EXERCISE DETAILS: Each line below should be quoted exactly, please.

DATA FOR THE TASK:
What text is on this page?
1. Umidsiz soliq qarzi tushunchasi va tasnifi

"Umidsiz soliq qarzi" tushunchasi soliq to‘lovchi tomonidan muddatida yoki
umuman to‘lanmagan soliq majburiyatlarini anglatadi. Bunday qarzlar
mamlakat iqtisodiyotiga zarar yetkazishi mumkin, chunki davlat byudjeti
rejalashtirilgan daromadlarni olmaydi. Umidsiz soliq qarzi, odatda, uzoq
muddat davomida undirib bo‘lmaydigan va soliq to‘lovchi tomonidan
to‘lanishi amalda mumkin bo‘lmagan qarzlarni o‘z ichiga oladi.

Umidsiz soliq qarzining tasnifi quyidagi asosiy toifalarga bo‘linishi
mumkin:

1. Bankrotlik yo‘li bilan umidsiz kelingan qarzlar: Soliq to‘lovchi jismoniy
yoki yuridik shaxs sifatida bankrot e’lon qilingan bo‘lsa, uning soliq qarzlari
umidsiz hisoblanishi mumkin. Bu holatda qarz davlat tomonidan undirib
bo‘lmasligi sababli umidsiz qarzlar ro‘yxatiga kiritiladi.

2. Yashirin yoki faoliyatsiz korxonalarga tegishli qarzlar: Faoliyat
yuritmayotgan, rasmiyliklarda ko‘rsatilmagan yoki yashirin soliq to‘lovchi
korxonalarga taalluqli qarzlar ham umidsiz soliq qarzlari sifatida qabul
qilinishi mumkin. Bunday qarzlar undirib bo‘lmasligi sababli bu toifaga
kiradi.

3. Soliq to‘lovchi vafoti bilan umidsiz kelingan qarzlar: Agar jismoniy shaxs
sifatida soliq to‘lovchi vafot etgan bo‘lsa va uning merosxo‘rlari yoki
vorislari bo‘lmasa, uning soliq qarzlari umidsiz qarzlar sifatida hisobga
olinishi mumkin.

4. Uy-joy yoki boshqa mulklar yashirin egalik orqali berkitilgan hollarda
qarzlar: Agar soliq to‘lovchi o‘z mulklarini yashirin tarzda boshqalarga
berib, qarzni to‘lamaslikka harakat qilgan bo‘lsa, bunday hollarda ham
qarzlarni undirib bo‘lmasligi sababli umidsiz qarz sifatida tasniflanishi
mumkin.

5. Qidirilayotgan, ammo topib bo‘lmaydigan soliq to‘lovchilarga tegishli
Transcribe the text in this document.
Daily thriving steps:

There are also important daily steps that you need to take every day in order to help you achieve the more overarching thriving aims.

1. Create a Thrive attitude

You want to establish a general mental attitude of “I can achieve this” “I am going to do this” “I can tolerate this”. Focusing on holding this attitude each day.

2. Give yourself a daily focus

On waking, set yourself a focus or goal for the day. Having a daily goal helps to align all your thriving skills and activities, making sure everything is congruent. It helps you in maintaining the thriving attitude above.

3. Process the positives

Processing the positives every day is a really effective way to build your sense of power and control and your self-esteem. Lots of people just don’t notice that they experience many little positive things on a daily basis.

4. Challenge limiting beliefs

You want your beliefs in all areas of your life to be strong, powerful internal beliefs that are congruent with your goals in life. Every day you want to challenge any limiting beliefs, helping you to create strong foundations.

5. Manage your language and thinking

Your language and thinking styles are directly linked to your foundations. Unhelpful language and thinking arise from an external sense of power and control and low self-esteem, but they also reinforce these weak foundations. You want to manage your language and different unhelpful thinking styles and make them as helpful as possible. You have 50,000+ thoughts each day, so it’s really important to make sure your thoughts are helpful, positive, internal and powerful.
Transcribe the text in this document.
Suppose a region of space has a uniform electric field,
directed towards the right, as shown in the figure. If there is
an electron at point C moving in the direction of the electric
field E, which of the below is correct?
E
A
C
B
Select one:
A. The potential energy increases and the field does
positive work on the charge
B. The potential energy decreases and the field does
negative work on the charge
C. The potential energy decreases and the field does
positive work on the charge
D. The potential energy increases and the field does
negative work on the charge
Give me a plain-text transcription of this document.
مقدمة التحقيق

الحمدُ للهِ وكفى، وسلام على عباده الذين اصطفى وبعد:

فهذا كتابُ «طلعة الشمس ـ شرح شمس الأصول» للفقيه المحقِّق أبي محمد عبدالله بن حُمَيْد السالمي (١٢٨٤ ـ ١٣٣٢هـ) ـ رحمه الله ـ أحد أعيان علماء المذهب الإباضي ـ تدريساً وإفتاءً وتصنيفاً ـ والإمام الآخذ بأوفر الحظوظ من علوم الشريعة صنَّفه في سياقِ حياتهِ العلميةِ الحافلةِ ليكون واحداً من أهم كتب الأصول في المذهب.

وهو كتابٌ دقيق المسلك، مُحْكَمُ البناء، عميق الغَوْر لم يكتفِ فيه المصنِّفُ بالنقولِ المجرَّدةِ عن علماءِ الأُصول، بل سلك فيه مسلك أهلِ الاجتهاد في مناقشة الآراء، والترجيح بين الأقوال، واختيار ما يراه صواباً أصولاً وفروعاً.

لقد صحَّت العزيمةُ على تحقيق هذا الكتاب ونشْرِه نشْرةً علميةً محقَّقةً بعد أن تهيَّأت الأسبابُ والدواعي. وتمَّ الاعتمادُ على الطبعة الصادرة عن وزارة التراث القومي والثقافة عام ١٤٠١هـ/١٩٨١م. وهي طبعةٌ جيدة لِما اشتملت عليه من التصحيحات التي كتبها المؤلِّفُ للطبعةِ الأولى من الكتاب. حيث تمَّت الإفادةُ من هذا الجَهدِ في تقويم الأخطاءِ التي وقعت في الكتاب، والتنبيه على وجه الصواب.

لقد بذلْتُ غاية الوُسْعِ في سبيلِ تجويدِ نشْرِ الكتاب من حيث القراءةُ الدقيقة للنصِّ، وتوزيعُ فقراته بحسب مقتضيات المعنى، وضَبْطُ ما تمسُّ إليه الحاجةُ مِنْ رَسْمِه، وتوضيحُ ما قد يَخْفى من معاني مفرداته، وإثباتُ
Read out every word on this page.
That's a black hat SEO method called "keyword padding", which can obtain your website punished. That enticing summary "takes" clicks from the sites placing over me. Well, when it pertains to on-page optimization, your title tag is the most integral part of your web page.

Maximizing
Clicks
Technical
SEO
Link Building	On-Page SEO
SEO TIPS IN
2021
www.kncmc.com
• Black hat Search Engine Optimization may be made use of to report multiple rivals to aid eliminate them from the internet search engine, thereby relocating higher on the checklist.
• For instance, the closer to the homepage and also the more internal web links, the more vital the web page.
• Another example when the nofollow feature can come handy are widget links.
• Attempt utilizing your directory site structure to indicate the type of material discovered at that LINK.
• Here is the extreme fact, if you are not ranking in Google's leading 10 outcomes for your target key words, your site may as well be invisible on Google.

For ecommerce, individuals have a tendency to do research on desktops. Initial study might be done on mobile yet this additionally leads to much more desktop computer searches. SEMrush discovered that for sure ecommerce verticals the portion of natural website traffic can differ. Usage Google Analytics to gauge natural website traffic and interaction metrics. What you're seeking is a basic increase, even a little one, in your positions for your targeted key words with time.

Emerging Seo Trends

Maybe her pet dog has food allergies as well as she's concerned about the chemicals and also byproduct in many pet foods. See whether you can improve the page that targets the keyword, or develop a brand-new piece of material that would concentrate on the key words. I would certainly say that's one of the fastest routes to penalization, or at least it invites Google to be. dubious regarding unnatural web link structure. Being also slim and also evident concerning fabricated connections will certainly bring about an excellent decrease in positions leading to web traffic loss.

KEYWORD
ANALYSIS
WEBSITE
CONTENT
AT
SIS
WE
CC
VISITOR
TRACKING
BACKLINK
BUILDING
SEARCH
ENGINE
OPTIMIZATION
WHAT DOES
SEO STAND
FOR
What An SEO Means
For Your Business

RESULT:
What text is on this page?
1. Umidsiz soliq qarzi tushunchasi va tasnifi

"Umidsiz soliq qarzi" tushunchasi soliq to‘lovchi tomonidan muddatida yoki
umuman to‘lanmagan soliq majburiyatlarini anglatadi. Bunday qarzlar
mamlakat iqtisodiyotiga zarar yetkazishi mumkin, chunki davlat byudjeti
rejalashtirilgan daromadlarni olmaydi. Umidsiz soliq qarzi, odatda, uzoq
muddat davomida undirib bo‘lmaydigan va soliq to‘lovchi tomonidan
to‘lanishi amalda mumkin bo‘lmagan qarzlarni o‘z ichiga oladi.

Umidsiz soliq qarzining tasnifi quyidagi asosiy toifalarga bo‘linishi
mumkin:

1. Bankrotlik yo‘li bilan umidsiz kelingan qarzlar: Soliq to‘lovchi jismoniy
yoki yuridik shaxs sifatida bankrot e’lon qilingan bo‘lsa, uning soliq qarzlari
umidsiz hisoblanishi mumkin. Bu holatda qarz davlat tomonidan undirib
bo‘lmasligi sababli umidsiz qarzlar ro‘yxatiga kiritiladi.

2. Yashirin yoki faoliyatsiz korxonalarga tegishli qarzlar: Faoliyat
yuritmayotgan, rasmiyliklarda ko‘rsatilmagan yoki yashirin soliq to‘lovchi
korxonalarga taalluqli qarzlar ham umidsiz soliq qarzlari sifatida qabul
qilinishi mumkin. Bunday qarzlar undirib bo‘lmasligi sababli bu toifaga
kiradi.

3. Soliq to‘lovchi vafoti bilan umidsiz kelingan qarzlar: Agar jismoniy shaxs
sifatida soliq to‘lovchi vafot etgan bo‘lsa va uning merosxo‘rlari yoki
vorislari bo‘lmasa, uning soliq qarzlari umidsiz qarzlar sifatida hisobga
olinishi mumkin.

4. Uy-joy yoki boshqa mulklar yashirin egalik orqali berkitilgan hollarda
qarzlar: Agar soliq to‘lovchi o‘z mulklarini yashirin tarzda boshqalarga
berib, qarzni to‘lamaslikka harakat qilgan bo‘lsa, bunday hollarda ham
qarzlarni undirib bo‘lmasligi sababli umidsiz qarz sifatida tasniflanishi
mumkin.

5. Qidirilayotgan, ammo topib bo‘lmaydigan soliq to‘lovchilarga tegishli
Transcribe the text in this document.
Daily thriving steps:

There are also important daily steps that you need to take every day in order to help you achieve the more overarching thriving aims.

1. Create a Thrive attitude

You want to establish a general mental attitude of “I can achieve this” “I am going to do this” “I can tolerate this”. Focusing on holding this attitude each day.

2. Give yourself a daily focus

On waking, set yourself a focus or goal for the day. Having a daily goal helps to align all your thriving skills and activities, making sure everything is congruent. It helps you in maintaining the thriving attitude above.

3. Process the positives

Processing the positives every day is a really effective way to build your sense of power and control and your self-esteem. Lots of people just don’t notice that they experience many little positive things on a daily basis.

4. Challenge limiting beliefs

You want your beliefs in all areas of your life to be strong, powerful internal beliefs that are congruent with your goals in life. Every day you want to challenge any limiting beliefs, helping you to create strong foundations.

5. Manage your language and thinking

Your language and thinking styles are directly linked to your foundations. Unhelpful language and thinking arise from an external sense of power and control and low self-esteem, but they also reinforce these weak foundations. You want to manage your language and different unhelpful thinking styles and make them as helpful as possible. You have 50,000+ thoughts each day, so it’s really important to make sure your thoughts are helpful, positive, internal and powerful.
Transcribe the text in this document.
Suppose a region of space has a uniform electric field,
directed towards the right, as shown in the figure. If there is
an electron at point C moving in the direction of the electric
field E, which of the below is correct?
E
A
C
B
Select one:
A. The potential energy increases and the field does
positive work on the charge
B. The potential energy decreases and the field does
negative work on the charge
C. The potential energy decreases and the field does
positive work on the charge
D. The potential energy increases and the field does
negative work on the charge
Give me a plain-text transcription of this document.
مقدمة التحقيق

الحمدُ للهِ وكفى، وسلام على عباده الذين اصطفى وبعد:

فهذا كتابُ «طلعة الشمس ـ شرح شمس الأصول» للفقيه المحقِّق أبي محمد عبدالله بن حُمَيْد السالمي (١٢٨٤ ـ ١٣٣٢هـ) ـ رحمه الله ـ أحد أعيان علماء المذهب الإباضي ـ تدريساً وإفتاءً وتصنيفاً ـ والإمام الآخذ بأوفر الحظوظ من علوم الشريعة صنَّفه في سياقِ حياتهِ العلميةِ الحافلةِ ليكون واحداً من أهم كتب الأصول في المذهب.

وهو كتابٌ دقيق المسلك، مُحْكَمُ البناء، عميق الغَوْر لم يكتفِ فيه المصنِّفُ بالنقولِ المجرَّدةِ عن علماءِ الأُصول، بل سلك فيه مسلك أهلِ الاجتهاد في مناقشة الآراء، والترجيح بين الأقوال، واختيار ما يراه صواباً أصولاً وفروعاً.

لقد صحَّت العزيمةُ على تحقيق هذا الكتاب ونشْرِه نشْرةً علميةً محقَّقةً بعد أن تهيَّأت الأسبابُ والدواعي. وتمَّ الاعتمادُ على الطبعة الصادرة عن وزارة التراث القومي والثقافة عام ١٤٠١هـ/١٩٨١م. وهي طبعةٌ جيدة لِما اشتملت عليه من التصحيحات التي كتبها المؤلِّفُ للطبعةِ الأولى من الكتاب. حيث تمَّت الإفادةُ من هذا الجَهدِ في تقويم الأخطاءِ التي وقعت في الكتاب، والتنبيه على وجه الصواب.

لقد بذلْتُ غاية الوُسْعِ في سبيلِ تجويدِ نشْرِ الكتاب من حيث القراءةُ الدقيقة للنصِّ، وتوزيعُ فقراته بحسب مقتضيات المعنى، وضَبْطُ ما تمسُّ إليه الحاجةُ مِنْ رَسْمِه، وتوضيحُ ما قد يَخْفى من معاني مفرداته، وإثباتُ
Read out every word on this page.
That's a black hat SEO method called "keyword padding", which can obtain your website punished. That enticing summary "takes" clicks from the sites placing over me. Well, when it pertains to on-page optimization, your title tag is the most integral part of your web page.

Maximizing
Clicks
Technical
SEO
Link Building	On-Page SEO
SEO TIPS IN
2021
www.kncmc.com
• Black hat Search Engine Optimization may be made use of to report multiple rivals to aid eliminate them from the internet search engine, thereby relocating higher on the checklist.
• For instance, the closer to the homepage and also the more internal web links, the more vital the web page.
• Another example when the nofollow feature can come handy are widget links.
• Attempt utilizing your directory site structure to indicate the type of material discovered at that LINK.
• Here is the extreme fact, if you are not ranking in Google's leading 10 outcomes for your target key words, your site may as well be invisible on Google.

For ecommerce, individuals have a tendency to do research on desktops. Initial study might be done on mobile yet this additionally leads to much more desktop computer searches. SEMrush discovered that for sure ecommerce verticals the portion of natural website traffic can differ. Usage Google Analytics to gauge natural website traffic and interaction metrics. What you're seeking is a basic increase, even a little one, in your positions for your targeted key words with time.

Emerging Seo Trends

Maybe her pet dog has food allergies as well as she's concerned about the chemicals and also byproduct in many pet foods. See whether you can improve the page that targets the keyword, or develop a brand-new piece of material that would concentrate on the key words. I would certainly say that's one of the fastest routes to penalization, or at least it invites Google to be. dubious regarding unnatural web link structure. Being also slim and also evident concerning fabricated connections will certainly bring about an excellent decrease in positions leading to web traffic loss.

KEYWORD
ANALYSIS
WEBSITE
CONTENT
AT
SIS
WE
CC
VISITOR
TRACKING
BACKLINK
BUILDING
SEARCH
ENGINE
OPTIMIZATION
WHAT DOES
SEO STAND
FOR
What An SEO Means
For Your Business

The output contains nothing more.